"""
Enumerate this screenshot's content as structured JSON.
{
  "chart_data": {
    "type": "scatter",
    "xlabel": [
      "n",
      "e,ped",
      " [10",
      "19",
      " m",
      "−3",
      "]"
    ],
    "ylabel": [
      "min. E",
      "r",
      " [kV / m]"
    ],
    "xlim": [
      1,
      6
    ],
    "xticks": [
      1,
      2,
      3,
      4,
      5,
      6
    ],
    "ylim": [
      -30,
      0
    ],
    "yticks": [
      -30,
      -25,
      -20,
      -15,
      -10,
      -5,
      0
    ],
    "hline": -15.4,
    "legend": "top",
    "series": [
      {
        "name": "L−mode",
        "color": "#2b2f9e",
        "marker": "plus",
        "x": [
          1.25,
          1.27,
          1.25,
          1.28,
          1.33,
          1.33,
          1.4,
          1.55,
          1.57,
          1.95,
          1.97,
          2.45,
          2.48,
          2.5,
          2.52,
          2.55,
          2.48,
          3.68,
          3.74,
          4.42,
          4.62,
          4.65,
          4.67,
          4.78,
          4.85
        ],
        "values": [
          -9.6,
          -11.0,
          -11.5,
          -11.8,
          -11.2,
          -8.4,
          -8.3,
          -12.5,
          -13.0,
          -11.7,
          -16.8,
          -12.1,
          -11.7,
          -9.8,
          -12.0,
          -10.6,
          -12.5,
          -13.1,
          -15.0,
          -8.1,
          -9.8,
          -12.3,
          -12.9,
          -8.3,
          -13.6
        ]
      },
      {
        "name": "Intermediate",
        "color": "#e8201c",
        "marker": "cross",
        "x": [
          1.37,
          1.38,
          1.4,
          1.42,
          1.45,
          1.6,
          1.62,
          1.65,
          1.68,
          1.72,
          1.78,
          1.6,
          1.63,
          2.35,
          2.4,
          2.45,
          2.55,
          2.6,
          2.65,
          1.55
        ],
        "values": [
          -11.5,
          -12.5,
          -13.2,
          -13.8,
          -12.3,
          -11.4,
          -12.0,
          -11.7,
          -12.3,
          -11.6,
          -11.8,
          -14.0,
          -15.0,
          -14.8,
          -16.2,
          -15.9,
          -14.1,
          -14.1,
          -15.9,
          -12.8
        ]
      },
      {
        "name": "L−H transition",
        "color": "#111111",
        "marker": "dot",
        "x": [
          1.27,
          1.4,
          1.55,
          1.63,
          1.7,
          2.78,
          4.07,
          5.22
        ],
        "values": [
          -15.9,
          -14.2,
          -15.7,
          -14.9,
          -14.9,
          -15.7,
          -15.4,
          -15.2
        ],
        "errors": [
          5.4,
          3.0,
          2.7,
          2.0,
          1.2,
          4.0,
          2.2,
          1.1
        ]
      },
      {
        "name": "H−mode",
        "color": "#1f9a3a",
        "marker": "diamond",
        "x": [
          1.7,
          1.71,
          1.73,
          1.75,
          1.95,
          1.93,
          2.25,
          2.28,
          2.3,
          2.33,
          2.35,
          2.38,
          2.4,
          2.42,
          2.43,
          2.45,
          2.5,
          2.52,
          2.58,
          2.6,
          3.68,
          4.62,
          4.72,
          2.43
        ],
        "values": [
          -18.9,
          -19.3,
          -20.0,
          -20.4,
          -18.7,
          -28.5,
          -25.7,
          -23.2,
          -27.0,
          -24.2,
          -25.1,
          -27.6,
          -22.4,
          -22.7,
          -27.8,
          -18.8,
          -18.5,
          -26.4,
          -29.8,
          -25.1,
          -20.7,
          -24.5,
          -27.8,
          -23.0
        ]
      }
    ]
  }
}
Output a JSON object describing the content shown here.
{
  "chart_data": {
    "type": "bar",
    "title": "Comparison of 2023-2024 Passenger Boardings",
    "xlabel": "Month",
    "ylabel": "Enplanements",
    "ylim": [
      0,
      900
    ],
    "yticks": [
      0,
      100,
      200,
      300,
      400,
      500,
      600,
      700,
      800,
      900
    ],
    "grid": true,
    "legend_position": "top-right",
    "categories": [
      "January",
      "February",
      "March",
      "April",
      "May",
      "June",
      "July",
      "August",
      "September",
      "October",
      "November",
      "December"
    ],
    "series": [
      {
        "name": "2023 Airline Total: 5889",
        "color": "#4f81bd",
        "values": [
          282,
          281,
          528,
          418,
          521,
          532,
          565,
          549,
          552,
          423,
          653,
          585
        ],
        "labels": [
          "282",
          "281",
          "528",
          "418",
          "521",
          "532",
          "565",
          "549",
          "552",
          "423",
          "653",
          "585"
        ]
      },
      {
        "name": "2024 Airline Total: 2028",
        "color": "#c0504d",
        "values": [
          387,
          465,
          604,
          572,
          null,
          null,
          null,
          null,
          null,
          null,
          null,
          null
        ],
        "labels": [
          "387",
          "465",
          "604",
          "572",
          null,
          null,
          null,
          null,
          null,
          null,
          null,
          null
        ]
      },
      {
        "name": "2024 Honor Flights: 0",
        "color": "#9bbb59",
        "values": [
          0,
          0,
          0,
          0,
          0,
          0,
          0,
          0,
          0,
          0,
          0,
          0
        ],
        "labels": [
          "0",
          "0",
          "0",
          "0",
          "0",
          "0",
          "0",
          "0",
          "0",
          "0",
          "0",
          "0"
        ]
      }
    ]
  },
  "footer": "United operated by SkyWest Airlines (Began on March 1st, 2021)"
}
"""
TASK DETAILS:
Collect each line of the entries that has the word "content", copying it in full.

RESULT OF THIS TASK:
Enumerate this screenshot's content as structured JSON.
Output a JSON object describing the content shown here.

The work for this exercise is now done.